*STATED GOAL*.
Take the line containing "What does this" and all lines after it, through the end of the material, and repeat them exactly, pictures left out.

---------- DATA LINES

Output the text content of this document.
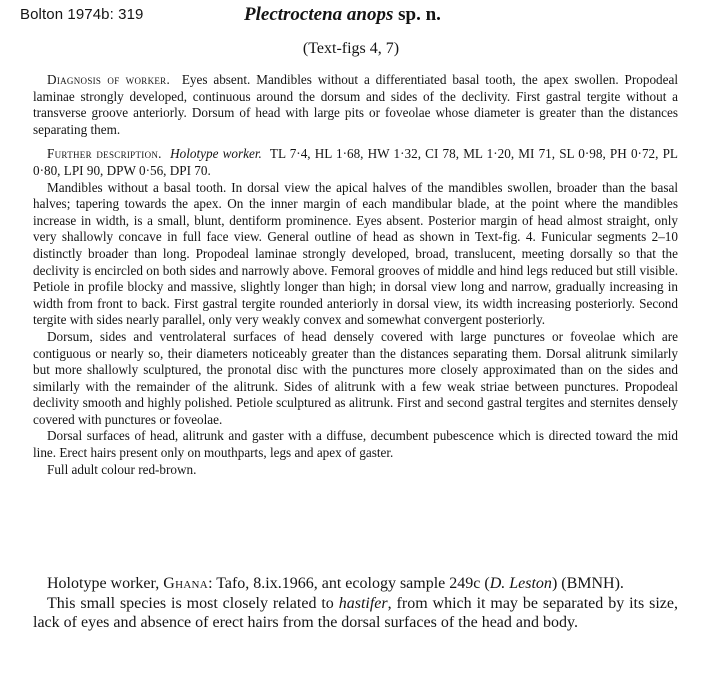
Bolton 1974b: 319	Plectroctena anops sp. n.
(Text-figs 4, 7)

Diagnosis of worker. Eyes absent. Mandibles without a differentiated basal tooth, the apex swollen. Propodeal laminae strongly developed, continuous around the dorsum and sides of the declivity. First gastral tergite without a transverse groove anteriorly. Dorsum of head with large pits or foveolae whose diameter is greater than the distances separating them.

Further description. Holotype worker. TL 7·4, HL 1·68, HW 1·32, CI 78, ML 1·20, MI 71, SL 0·98, PH 0·72, PL 0·80, LPI 90, DPW 0·56, DPI 70.

Mandibles without a basal tooth. In dorsal view the apical halves of the mandibles swollen, broader than the basal halves; tapering towards the apex. On the inner margin of each mandibular blade, at the point where the mandibles increase in width, is a small, blunt, dentiform prominence. Eyes absent. Posterior margin of head almost straight, only very shallowly concave in full face view. General outline of head as shown in Text-fig. 4. Funicular segments 2–10 distinctly broader than long. Propodeal laminae strongly developed, broad, translucent, meeting dorsally so that the declivity is encircled on both sides and narrowly above. Femoral grooves of middle and hind legs reduced but still visible. Petiole in profile blocky and massive, slightly longer than high; in dorsal view long and narrow, gradually increasing in width from front to back. First gastral tergite rounded anteriorly in dorsal view, its width increasing posteriorly. Second tergite with sides nearly parallel, only very weakly convex and somewhat convergent posteriorly.

Dorsum, sides and ventrolateral surfaces of head densely covered with large punctures or foveolae which are contiguous or nearly so, their diameters noticeably greater than the distances separating them. Dorsal alitrunk similarly but more shallowly sculptured, the pronotal disc with the punctures more closely approximated than on the sides and similarly with the remainder of the alitrunk. Sides of alitrunk with a few weak striae between punctures. Propodeal declivity smooth and highly polished. Petiole sculptured as alitrunk. First and second gastral tergites and sternites densely covered with punctures or foveolae.

Dorsal surfaces of head, alitrunk and gaster with a diffuse, decumbent pubescence which is directed toward the mid line. Erect hairs present only on mouthparts, legs and apex of gaster.

Full adult colour red-brown.

Holotype worker, Ghana: Tafo, 8.ix.1966, ant ecology sample 249c (D. Leston) (BMNH).

This small species is most closely related to hastifer, from which it may be separated by its size, lack of eyes and absence of erect hairs from the dorsal surfaces of the head and body.
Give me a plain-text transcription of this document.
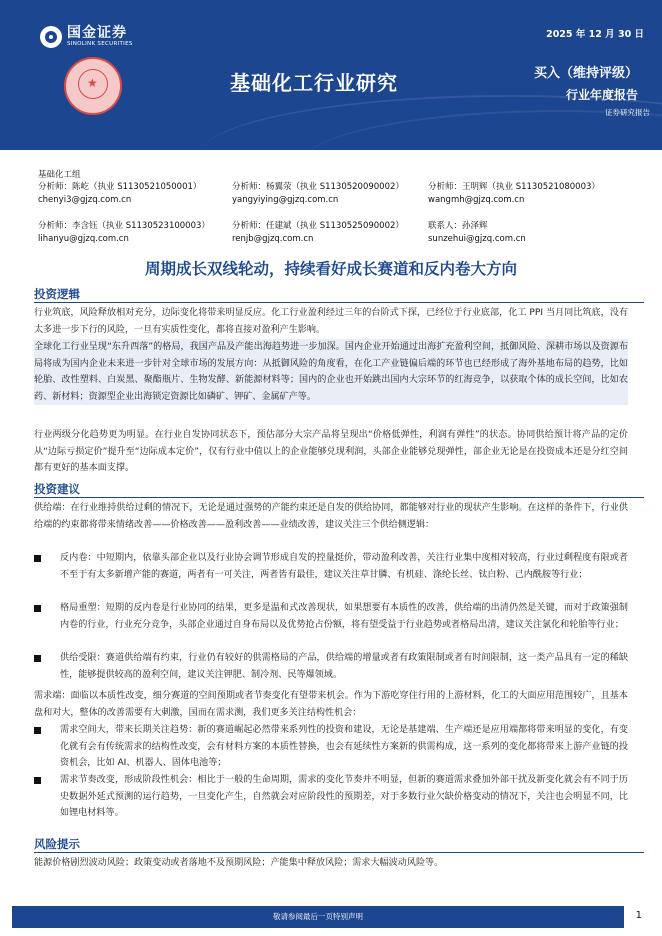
国金证券
SINOLINK SECURITIES
2025 年 12 月 30 日
★	基础化工行业研究	买入（维持评级）
行业年度报告
证券研究报告
基础化工组
分析师：陈屹（执业 S1130521050001）
chenyi3@gjzq.com.cn
分析师：杨翼荥（执业 S1130520090002）
yangyiying@gjzq.com.cn
分析师：王明辉（执业 S1130521080003）
wangmh@gjzq.com.cn
分析师：李含钰（执业 S1130523100003）
lihanyu@gjzq.com.cn
分析师：任建斌（执业 S1130525090002）
renjb@gjzq.com.cn
联系人：孙泽辉
sunzehui@gjzq.com.cn
周期成长双线轮动，持续看好成长赛道和反内卷大方向
投资逻辑
行业筑底，风险释放相对充分，边际变化将带来明显反应。化工行业盈利经过三年的台阶式下探，已经位于行业底部，化工 PPI 当月同比筑底，没有太多进一步下行的风险，一旦有实质性变化，都将直接对盈利产生影响。
全球化工行业呈现“东升西落”的格局，我国产品及产能出海趋势进一步加深。国内企业开始通过出海扩充盈利空间，抵御风险、深耕市场以及资源布局将成为国内企业未来进一步针对全球市场的发展方向：从抵御风险的角度看，在化工产业链偏后端的环节也已经形成了海外基地布局的趋势，比如轮胎、改性塑料、白炭黑、聚酯瓶片、生物发酵、新能源材料等；国内的企业也开始跳出国内大宗环节的红海竞争，以获取个体的成长空间，比如农药、新材料；资源型企业出海锁定资源比如磷矿、钾矿、金属矿产等。
行业两级分化趋势更为明显。在行业自发协同状态下，预估部分大宗产品将呈现出“价格低弹性，利润有弹性”的状态。协同供给预计将产品的定价从“边际亏损定价”提升至“边际成本定价”，仅有行业中值以上的企业能够兑现利润，头部企业能够兑现弹性，部企业无论是在投资成本还是分红空间都有更好的基本面支撑。
投资建议
供给端：在行业维持供给过剩的情况下，无论是通过强势的产能约束还是自发的供给协同，都能够对行业的现状产生影响。在这样的条件下，行业供给端的约束都将带来情绪改善——价格改善——盈利改善——业绩改善，建议关注三个供给侧逻辑：
反内卷：中短期内，依靠头部企业以及行业协会调节形成自发的控量挺价，带动盈利改善，关注行业集中度相对较高，行业过剩程度有限或者不至于有太多新增产能的赛道，两者有一可关注，两者皆有最佳，建议关注草甘膦、有机硅、涤纶长丝、钛白粉、己内酰胺等行业；
格局重塑：短期的反内卷是行业协同的结果，更多是温和式改善现状，如果想要有本质性的改善，供给端的出清仍然是关键，而对于政策强制内卷的行业，行业充分竞争，头部企业通过自身布局以及优势抢占份额，将有望受益于行业趋势或者格局出清，建议关注氯化和轮胎等行业；
供给受限：赛道供给端有约束，行业仍有较好的供需格局的产品，供给端的增量或者有政策限制或者有时间限制，这一类产品具有一定的稀缺性，能够提供较高的盈利空间，建议关注钾肥、制冷剂、民等爆领域。
需求端：面临以本质性改变，细分赛道的空间预期或者节奏变化有望带来机会。作为下游吃穿住行用的上游材料，化工的大面应用范围较广，且基本盘和对大，整体的改善需要有大刺激，国而在需求测，我们更多关注结构性机会：
需求空间大，带来长期关注趋势：新的赛道崛起必然带来系列性的投资和建设，无论是基建端、生产端还是应用端都将带来明显的变化，有变化就有会有传统需求的结构性改变，会有材料方案的本质性替换，也会有延续性方案新的供需构成，这一系列的变化都将带来上游产业链的投资机会，比如 AI、机器人、固体电池等；
需求节奏改变，形成阶段性机会：相比于一般的生命周期，需求的变化节奏并不明显，但新的赛道需求叠加外部干扰及新变化就会有不同于历史数据外延式预测的运行趋势，一旦变化产生，自然就会对应阶段性的预期差，对于多数行业欠缺价格变动的情况下，关注也会明显不同，比如锂电材料等。
风险提示
能源价格剧烈波动风险；政策变动或者落地不及预期风险；产能集中释放风险；需求大幅波动风险等。
敬请参阅最后一页特别声明	1
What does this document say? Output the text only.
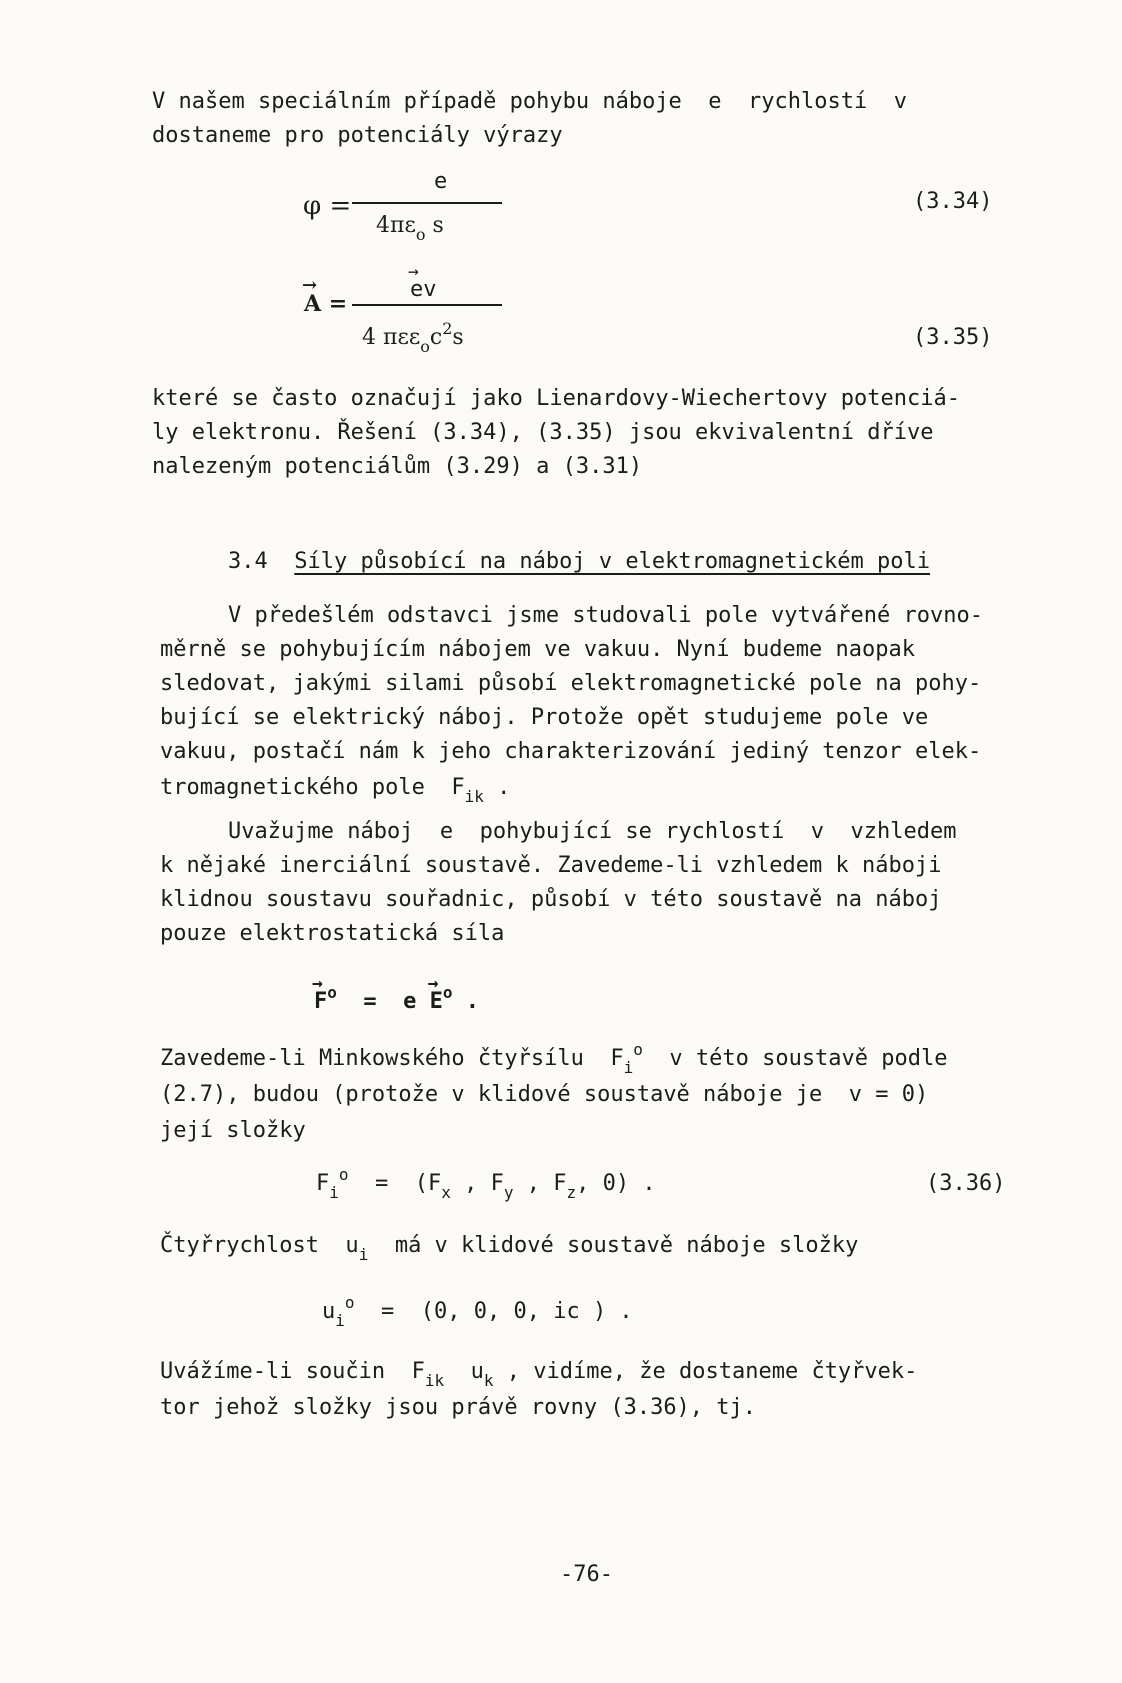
V našem speciálním případě pohybu náboje  e  rychlostí  v
dostaneme pro potenciály výrazy
φ =
e
$4\pi\varepsilon_o$ s
(3.34)
→ A =
→ ev
4 $\pi\varepsilon\varepsilon_oc^2s$	(3.35)
které se často označují jako Lienardovy-Wiechertovy potenciá-
ly elektronu. Řešení (3.34), (3.35) jsou ekvivalentní dříve
nalezeným potenciálům (3.29) a (3.31)
3.4 Síly působící na náboj v elektromagnetickém poli
V předešlém odstavci jsme studovali pole vytvářené rovno-
měrně se pohybujícím nábojem ve vakuu. Nyní budeme naopak
sledovat, jakými silami působí elektromagnetické pole na pohy-
bující se elektrický náboj. Protože opět studujeme pole ve
vakuu, postačí nám k jeho charakterizování jediný tenzor elek-
tromagnetického pole  $F_{ik}$ .
Uvažujme náboj  e  pohybující se rychlostí  v  vzhledem
k nějaké inerciální soustavě. Zavedeme-li vzhledem k náboji
klidnou soustavu souřadnic, působí v této soustavě na náboj
pouze elektrostatická síla
→ $F^o = e \to E^o$ .
Zavedeme-li Minkowského čtyřsílu  $F_i^o$  v této soustavě podle
(2.7), budou (protože v klidové soustavě náboje je  v = 0)
její složky
$F_i^o = (F_x$ , $F_y$ , $F_z$, 0) .	(3.36)
Čtyřrychlost  $u_i$  má v klidové soustavě náboje složky
$u_i^o = (0$, 0, 0, ic ) .
Uvážíme-li součin  $F_{ik}$  $u_k$ , vidíme, že dostaneme čtyřvek-
tor jehož složky jsou právě rovny (3.36), tj.
-76-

--------------------

*SOLUTION*.
What does this document say? Output the text only.
V našem speciálním případě pohybu náboje  e  rychlostí  v
dostaneme pro potenciály výrazy
φ =
e
$4\pi\varepsilon_o$ s
(3.34)
→ A =
→ ev
4 $\pi\varepsilon\varepsilon_oc^2s$	(3.35)
které se často označují jako Lienardovy-Wiechertovy potenciá-
ly elektronu. Řešení (3.34), (3.35) jsou ekvivalentní dříve
nalezeným potenciálům (3.29) a (3.31)
3.4 Síly působící na náboj v elektromagnetickém poli
V předešlém odstavci jsme studovali pole vytvářené rovno-
měrně se pohybujícím nábojem ve vakuu. Nyní budeme naopak
sledovat, jakými silami působí elektromagnetické pole na pohy-
bující se elektrický náboj. Protože opět studujeme pole ve
vakuu, postačí nám k jeho charakterizování jediný tenzor elek-
tromagnetického pole  $F_{ik}$ .
Uvažujme náboj  e  pohybující se rychlostí  v  vzhledem
k nějaké inerciální soustavě. Zavedeme-li vzhledem k náboji
klidnou soustavu souřadnic, působí v této soustavě na náboj
pouze elektrostatická síla
→ $F^o = e \to E^o$ .
Zavedeme-li Minkowského čtyřsílu  $F_i^o$  v této soustavě podle
(2.7), budou (protože v klidové soustavě náboje je  v = 0)
její složky
$F_i^o = (F_x$ , $F_y$ , $F_z$, 0) .	(3.36)
Čtyřrychlost  $u_i$  má v klidové soustavě náboje složky
$u_i^o = (0$, 0, 0, ic ) .
Uvážíme-li součin  $F_{ik}$  $u_k$ , vidíme, že dostaneme čtyřvek-
tor jehož složky jsou právě rovny (3.36), tj.
-76-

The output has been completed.